-- start of PROVIDED RECORDS --
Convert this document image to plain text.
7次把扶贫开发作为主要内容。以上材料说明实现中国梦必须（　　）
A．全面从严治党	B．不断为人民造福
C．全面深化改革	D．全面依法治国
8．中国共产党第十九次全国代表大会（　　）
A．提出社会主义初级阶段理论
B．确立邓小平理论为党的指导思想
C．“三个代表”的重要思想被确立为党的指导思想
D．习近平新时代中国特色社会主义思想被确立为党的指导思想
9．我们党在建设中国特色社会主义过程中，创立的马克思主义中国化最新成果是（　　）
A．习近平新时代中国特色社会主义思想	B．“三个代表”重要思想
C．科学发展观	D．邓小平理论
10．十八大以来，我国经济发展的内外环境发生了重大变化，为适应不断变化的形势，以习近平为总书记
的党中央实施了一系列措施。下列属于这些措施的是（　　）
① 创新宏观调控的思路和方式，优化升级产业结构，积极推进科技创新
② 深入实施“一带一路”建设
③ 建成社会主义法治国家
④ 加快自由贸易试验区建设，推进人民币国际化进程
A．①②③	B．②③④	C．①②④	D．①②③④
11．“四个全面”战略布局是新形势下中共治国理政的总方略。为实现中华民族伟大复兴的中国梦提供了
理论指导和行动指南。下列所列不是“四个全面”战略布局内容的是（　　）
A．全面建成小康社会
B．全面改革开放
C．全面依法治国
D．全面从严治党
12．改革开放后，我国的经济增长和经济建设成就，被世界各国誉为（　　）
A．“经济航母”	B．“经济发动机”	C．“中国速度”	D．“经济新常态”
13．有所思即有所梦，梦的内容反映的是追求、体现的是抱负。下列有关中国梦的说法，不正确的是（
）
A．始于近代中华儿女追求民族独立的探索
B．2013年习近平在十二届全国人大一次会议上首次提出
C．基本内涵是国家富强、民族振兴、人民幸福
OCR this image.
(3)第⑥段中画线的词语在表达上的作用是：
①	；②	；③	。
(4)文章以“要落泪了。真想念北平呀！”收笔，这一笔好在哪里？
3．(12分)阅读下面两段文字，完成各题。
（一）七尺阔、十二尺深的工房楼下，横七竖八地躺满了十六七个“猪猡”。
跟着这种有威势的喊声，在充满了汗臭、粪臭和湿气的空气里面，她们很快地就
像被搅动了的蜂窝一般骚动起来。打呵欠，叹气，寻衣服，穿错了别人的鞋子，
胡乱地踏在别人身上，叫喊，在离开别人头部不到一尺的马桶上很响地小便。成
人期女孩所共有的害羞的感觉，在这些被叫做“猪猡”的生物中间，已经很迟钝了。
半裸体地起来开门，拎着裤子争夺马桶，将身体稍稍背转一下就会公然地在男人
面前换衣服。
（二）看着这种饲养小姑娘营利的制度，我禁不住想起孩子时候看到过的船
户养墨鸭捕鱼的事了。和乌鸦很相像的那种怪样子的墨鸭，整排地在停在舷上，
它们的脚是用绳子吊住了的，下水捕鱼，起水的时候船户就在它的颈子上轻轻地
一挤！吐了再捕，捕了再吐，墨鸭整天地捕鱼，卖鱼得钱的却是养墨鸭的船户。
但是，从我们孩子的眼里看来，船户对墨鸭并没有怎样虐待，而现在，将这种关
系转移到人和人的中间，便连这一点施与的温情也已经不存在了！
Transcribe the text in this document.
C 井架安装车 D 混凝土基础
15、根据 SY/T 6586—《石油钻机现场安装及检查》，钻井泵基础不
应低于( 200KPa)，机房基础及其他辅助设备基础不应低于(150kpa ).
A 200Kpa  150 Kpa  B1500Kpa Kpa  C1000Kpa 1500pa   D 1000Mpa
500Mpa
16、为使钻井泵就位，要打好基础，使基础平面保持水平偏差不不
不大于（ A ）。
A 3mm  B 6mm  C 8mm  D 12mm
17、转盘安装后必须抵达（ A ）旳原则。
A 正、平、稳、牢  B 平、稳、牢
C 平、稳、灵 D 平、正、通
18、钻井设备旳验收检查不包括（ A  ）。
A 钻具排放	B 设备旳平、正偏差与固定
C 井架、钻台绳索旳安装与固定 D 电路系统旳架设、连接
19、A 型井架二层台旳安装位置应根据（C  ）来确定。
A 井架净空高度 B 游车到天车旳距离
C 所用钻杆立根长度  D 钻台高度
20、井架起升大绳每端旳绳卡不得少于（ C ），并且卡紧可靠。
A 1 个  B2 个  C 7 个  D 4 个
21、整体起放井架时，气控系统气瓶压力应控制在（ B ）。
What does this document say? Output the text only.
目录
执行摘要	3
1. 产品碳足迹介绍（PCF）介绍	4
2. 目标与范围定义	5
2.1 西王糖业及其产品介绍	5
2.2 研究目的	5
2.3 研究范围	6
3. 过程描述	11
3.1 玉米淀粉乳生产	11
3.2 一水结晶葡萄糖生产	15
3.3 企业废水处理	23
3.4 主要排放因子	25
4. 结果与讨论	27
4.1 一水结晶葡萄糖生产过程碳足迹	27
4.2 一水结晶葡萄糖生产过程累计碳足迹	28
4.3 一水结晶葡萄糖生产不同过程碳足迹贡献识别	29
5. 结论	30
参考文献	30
-- end of PROVIDED RECORDS --
__YOUR INSTRUCTIONS__. Which lines hold the string "三个代表"? Copy all of them from the data above.

__RESULT OF THE TASK__.
C．“三个代表”的重要思想被确立为党的指导思想
A．习近平新时代中国特色社会主义思想	B．“三个代表”重要思想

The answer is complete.